- **TEKS BACAAN**
Pagi kemarin kami sekeluarga dijemput seorang sahabat menuju sebuah gedung yang akan dijadikan arena pertandingan bulutangkis. Sesampai di tempat, suasana masih terasa lengang. Beberapa panitia sedang sibuk mempersiapkan segala keperluan untuk kelancaran acara yang dirancang sebagai milad pertama berdirinya yayasan yang memayungi masjid Indonesia di Berlin.
Kedatangan saya ke sana bukanlah sebagai peserta turnamen tersebut. Saya hanya berniat silaturahim dengan warga Indonesia yang jarang atau belum pernah saya temui di masjid atau tempat-tempat lainnya sejak hampir tiga tahun kami tinggal di Berlin.
Semakin siang, orang-orang mulai memenuhi gedung. Ternyata yang hadir memeriahkan kejuaraan itu sangat beragam mulai dari balita, anak-anak, remaja, pemuda-pemudi sampai orang yang sudah lanjut usia. Tak hanya orang Indonesia, orang Malaysa, Jerman dan India pun turut serta.
Di tengah suasana pertandingan bulutangkis yang seru, saya berkenalan dengan seorang wanita keturunan Cina berdarah Manado. Perkenalan yang unik, karena wanita tersebut awalnya ingin tahu siapa mama dari balita yang melintas di hadapannya yang tak lain adalah putri saya yang sedang bermain-main bersama kakaknya di tepian gelanggang. Kemudian seorang sahabat memperkenalkannya pada saya.
Setelah berjabat tangan dan saling menyebutkan nama, kami pun terlibat obrolan. Tiba-tiba saja pembicaraan kami menjurus pada keingintahuannya pada Islam.
Dia bertanya banyak hal tentang ajaran Islam, citra Islam yang buruk di mata orang Barat, peristiwa tahun 1997 di Jakarta yang menyebabkan trauma sebagian warga Indonesia keturunan juga peristiwa terkini seperti ayat-ayat fitnah.

- **KETENTUAN TUGAS**
A. Sebutkan semua kelompok usia yang menurut teks bacaan hadir memeriahkan kejuaraan bulutangkis itu.
B. Kembalikan bagian teks bacaan di antara "Di tengah suasana" dan "keingintahuannya pada Islam.", termasuk kedua ujungnya, tanpa mengubah satu kata pun.
Gunakan teks bacaan saja sebagai sumber jawaban.

- **DATA HASIL EKSTRAKSI**
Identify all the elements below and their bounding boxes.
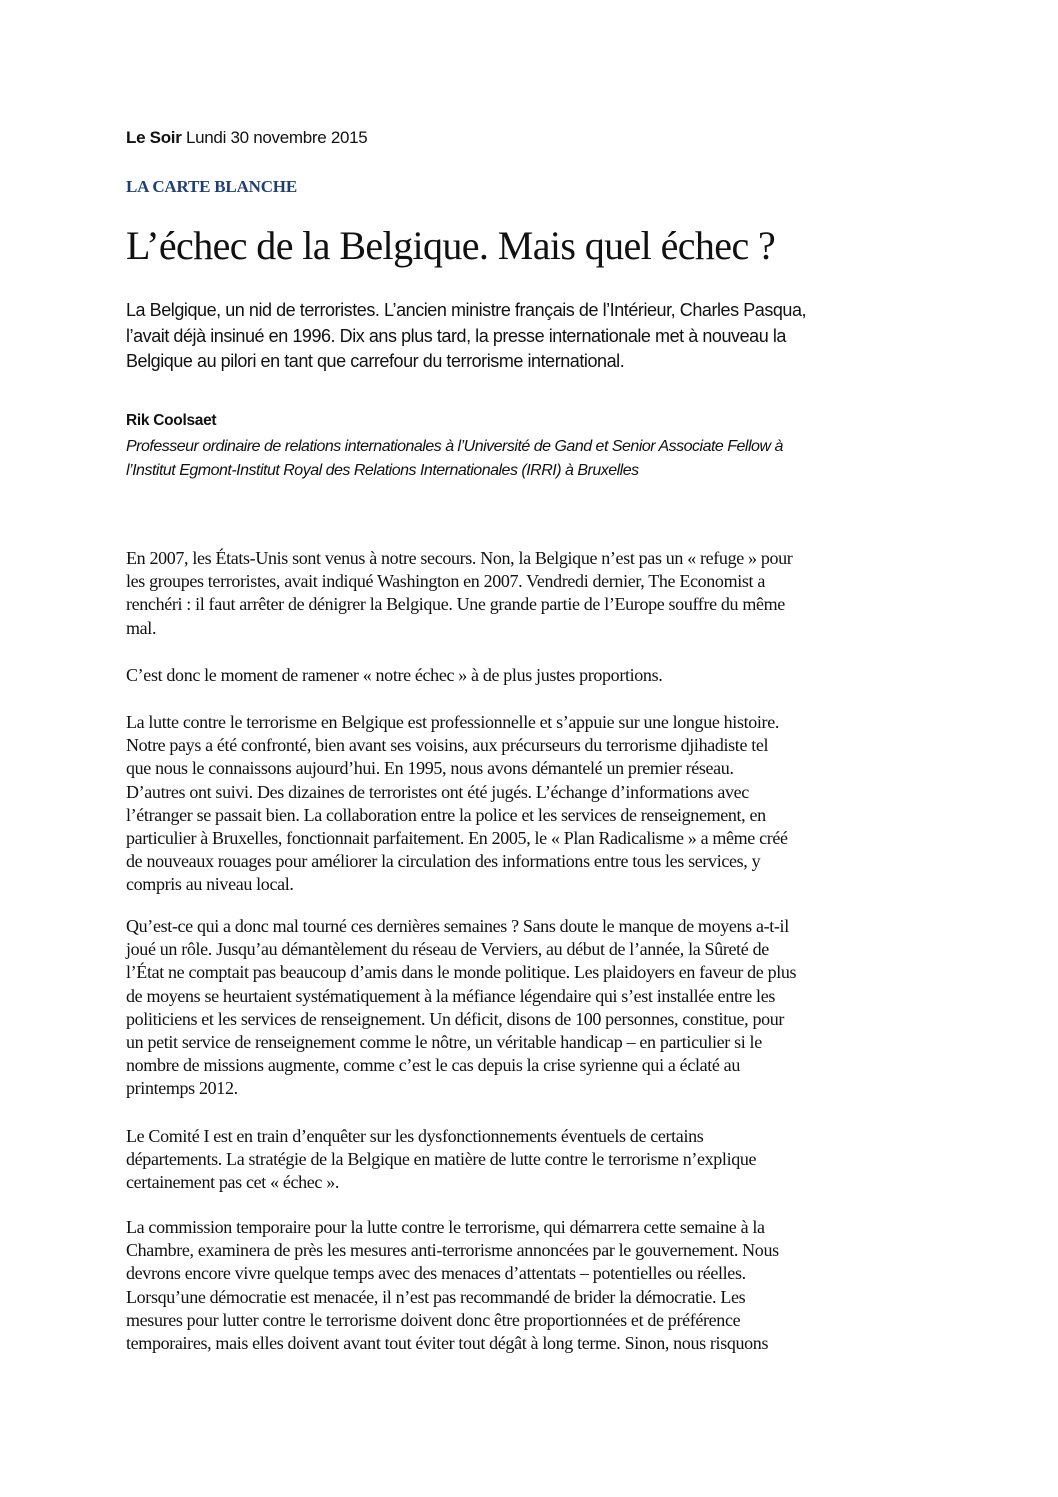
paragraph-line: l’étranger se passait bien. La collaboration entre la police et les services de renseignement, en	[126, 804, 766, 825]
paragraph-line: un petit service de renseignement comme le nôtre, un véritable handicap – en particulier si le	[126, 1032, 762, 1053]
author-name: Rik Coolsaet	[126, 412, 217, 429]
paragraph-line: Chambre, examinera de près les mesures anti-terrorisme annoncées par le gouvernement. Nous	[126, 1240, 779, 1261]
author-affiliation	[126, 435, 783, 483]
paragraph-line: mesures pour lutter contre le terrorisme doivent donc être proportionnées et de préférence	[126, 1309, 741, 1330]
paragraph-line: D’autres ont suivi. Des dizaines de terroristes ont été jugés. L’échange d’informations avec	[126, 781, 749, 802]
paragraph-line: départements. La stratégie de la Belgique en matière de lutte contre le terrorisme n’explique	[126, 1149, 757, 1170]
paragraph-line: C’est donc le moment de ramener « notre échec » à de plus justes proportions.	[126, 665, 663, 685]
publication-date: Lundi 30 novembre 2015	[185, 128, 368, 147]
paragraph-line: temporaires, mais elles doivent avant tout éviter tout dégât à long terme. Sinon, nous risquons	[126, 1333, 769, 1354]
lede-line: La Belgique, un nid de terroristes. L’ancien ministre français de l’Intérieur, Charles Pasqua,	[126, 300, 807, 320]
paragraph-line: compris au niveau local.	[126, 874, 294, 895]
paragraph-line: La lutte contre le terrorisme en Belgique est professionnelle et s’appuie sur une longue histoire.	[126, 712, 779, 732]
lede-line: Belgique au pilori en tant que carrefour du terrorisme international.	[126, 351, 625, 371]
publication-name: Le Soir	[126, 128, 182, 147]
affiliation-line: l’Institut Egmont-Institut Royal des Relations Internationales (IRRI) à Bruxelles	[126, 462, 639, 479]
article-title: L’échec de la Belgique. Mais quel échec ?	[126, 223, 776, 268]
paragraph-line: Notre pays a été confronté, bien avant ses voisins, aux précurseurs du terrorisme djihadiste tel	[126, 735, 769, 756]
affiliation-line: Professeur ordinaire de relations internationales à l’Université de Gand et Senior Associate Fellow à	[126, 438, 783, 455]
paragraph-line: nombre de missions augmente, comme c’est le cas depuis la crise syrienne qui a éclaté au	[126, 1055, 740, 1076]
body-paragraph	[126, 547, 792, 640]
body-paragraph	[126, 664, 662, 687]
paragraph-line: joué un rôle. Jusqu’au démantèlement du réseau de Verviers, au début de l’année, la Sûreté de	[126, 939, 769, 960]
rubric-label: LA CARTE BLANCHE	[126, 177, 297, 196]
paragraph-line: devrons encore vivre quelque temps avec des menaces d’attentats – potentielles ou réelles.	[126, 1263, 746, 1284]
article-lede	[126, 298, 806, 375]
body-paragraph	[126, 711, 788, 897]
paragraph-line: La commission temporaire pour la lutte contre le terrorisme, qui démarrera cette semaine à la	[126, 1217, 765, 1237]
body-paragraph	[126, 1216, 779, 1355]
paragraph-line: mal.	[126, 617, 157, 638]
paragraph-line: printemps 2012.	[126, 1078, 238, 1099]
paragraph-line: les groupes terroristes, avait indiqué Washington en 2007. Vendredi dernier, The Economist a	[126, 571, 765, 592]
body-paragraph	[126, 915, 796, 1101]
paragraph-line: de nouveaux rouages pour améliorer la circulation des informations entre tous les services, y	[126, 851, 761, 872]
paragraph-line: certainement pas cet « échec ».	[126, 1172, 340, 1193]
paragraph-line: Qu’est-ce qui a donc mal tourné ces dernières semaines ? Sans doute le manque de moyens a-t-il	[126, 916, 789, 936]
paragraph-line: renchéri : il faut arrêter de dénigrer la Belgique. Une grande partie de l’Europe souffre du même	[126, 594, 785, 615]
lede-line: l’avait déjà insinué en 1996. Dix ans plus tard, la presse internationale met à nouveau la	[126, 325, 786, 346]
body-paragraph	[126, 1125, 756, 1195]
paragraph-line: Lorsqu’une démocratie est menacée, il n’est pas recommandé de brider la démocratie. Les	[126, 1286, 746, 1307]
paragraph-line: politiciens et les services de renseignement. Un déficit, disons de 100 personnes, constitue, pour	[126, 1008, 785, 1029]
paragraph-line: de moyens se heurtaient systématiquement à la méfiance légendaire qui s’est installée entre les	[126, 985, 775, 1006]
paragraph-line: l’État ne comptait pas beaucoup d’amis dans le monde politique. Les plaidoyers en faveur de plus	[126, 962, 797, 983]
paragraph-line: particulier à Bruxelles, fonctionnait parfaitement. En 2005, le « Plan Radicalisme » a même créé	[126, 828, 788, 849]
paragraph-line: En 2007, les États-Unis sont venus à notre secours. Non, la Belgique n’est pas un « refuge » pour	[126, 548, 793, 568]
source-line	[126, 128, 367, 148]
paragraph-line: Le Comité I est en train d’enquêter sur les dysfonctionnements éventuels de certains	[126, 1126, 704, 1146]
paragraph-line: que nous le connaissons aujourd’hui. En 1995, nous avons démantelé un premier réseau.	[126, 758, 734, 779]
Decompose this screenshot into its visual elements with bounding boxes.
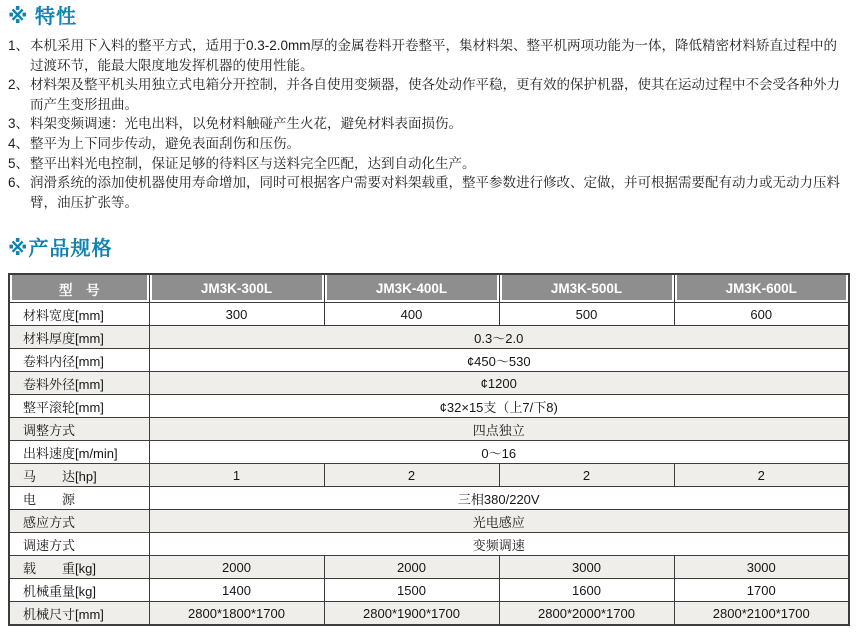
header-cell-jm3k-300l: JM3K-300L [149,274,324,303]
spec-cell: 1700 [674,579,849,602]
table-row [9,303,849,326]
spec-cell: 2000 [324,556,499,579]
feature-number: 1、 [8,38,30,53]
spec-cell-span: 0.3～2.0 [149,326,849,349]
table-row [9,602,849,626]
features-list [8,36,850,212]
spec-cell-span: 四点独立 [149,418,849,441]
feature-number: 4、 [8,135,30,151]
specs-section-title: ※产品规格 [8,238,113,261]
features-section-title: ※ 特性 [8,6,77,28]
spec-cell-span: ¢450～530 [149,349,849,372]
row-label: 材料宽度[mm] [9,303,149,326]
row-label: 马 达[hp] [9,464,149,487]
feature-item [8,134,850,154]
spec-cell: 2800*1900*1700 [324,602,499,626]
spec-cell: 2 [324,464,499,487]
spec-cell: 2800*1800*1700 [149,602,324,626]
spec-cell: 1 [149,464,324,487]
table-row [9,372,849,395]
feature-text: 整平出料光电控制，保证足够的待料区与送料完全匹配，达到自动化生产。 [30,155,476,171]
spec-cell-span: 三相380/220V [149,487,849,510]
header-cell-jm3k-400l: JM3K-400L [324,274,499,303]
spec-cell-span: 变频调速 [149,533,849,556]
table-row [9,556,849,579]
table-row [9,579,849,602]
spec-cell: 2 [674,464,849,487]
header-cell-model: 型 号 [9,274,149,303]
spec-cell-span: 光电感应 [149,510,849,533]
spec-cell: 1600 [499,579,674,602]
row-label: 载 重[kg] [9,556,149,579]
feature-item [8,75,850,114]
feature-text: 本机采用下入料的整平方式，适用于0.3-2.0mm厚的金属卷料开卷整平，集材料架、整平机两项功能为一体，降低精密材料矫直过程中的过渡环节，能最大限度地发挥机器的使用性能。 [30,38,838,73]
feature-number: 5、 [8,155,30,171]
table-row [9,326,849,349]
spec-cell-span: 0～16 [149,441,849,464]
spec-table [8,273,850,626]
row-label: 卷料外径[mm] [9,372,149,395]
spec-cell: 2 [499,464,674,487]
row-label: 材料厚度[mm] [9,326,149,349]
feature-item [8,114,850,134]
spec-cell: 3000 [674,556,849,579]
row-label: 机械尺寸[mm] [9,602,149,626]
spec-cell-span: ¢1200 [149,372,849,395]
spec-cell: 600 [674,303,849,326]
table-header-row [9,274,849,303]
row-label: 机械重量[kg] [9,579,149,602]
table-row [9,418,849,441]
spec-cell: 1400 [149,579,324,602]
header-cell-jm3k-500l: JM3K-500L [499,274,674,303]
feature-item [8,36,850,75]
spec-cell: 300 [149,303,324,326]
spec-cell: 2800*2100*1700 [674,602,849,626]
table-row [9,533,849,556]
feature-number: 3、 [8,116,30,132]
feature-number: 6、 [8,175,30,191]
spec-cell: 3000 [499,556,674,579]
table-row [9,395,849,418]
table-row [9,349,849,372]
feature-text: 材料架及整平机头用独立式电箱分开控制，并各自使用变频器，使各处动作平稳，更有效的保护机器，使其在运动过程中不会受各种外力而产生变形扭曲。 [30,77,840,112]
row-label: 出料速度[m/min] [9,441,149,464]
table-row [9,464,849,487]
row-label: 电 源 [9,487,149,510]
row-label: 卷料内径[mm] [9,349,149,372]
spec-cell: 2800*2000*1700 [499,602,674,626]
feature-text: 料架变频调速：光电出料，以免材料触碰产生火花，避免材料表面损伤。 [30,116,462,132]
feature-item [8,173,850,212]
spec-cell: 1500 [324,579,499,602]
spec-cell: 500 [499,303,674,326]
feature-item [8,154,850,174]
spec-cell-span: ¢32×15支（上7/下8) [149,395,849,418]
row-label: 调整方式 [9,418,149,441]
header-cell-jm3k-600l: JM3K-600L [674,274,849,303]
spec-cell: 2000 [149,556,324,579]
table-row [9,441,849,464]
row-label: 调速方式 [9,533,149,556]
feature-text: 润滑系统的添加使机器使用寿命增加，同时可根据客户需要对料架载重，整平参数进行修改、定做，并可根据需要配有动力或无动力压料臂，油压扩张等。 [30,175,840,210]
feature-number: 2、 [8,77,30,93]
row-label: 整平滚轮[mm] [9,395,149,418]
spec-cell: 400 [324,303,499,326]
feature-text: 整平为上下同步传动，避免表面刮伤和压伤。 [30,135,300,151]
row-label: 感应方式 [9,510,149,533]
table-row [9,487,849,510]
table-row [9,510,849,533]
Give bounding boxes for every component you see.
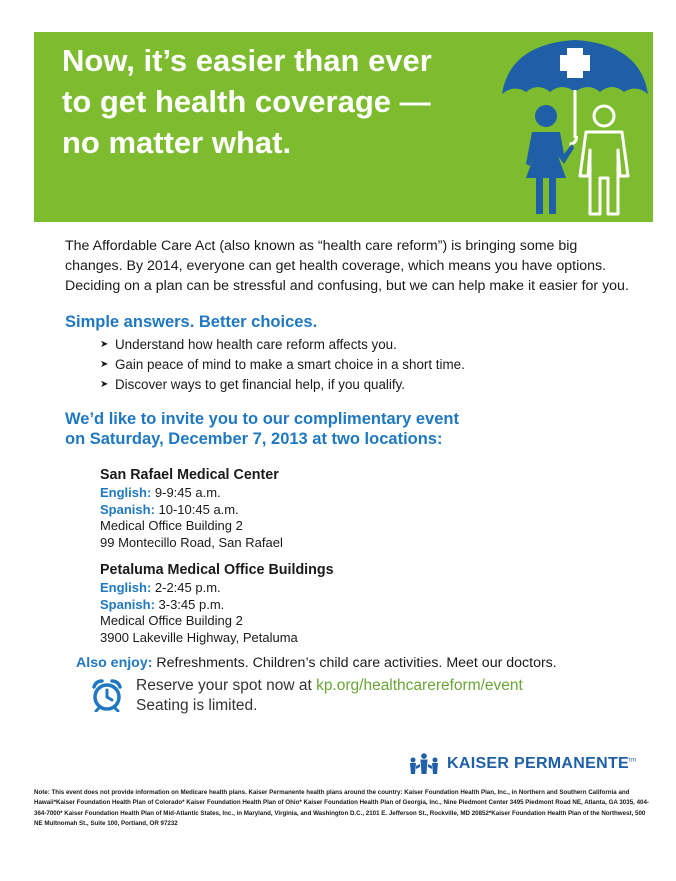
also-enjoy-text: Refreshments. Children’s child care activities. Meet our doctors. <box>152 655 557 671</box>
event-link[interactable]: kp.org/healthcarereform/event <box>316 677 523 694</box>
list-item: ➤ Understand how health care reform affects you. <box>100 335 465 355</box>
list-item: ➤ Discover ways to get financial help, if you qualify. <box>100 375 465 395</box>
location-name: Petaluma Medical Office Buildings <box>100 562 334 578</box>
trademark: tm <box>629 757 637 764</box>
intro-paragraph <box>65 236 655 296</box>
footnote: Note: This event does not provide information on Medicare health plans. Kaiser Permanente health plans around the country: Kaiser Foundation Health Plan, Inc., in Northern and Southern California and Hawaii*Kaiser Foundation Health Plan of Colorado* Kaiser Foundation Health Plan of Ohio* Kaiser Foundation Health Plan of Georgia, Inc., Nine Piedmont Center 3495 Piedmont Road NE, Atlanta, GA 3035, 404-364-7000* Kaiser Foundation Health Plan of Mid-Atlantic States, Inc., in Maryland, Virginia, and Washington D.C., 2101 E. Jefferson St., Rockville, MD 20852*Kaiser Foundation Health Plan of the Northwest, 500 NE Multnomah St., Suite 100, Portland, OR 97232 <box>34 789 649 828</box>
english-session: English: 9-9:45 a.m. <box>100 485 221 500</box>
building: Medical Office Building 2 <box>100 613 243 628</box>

- **HASIL TIAP TUGAS**
A. balita, anak-anak, remaja, pemuda-pemudi, orang yang sudah lanjut usia

B.
Di tengah suasana pertandingan bulutangkis yang seru, saya berkenalan dengan seorang wanita keturunan Cina berdarah Manado. Perkenalan yang unik, karena wanita tersebut awalnya ingin tahu siapa mama dari balita yang melintas di hadapannya yang tak lain adalah putri saya yang sedang bermain-main bersama kakaknya di tepian gelanggang. Kemudian seorang sahabat memperkenalkannya pada saya.
Setelah berjabat tangan dan saling menyebutkan nama, kami pun terlibat obrolan. Tiba-tiba saja pembicaraan kami menjurus pada keingintahuannya pada Islam.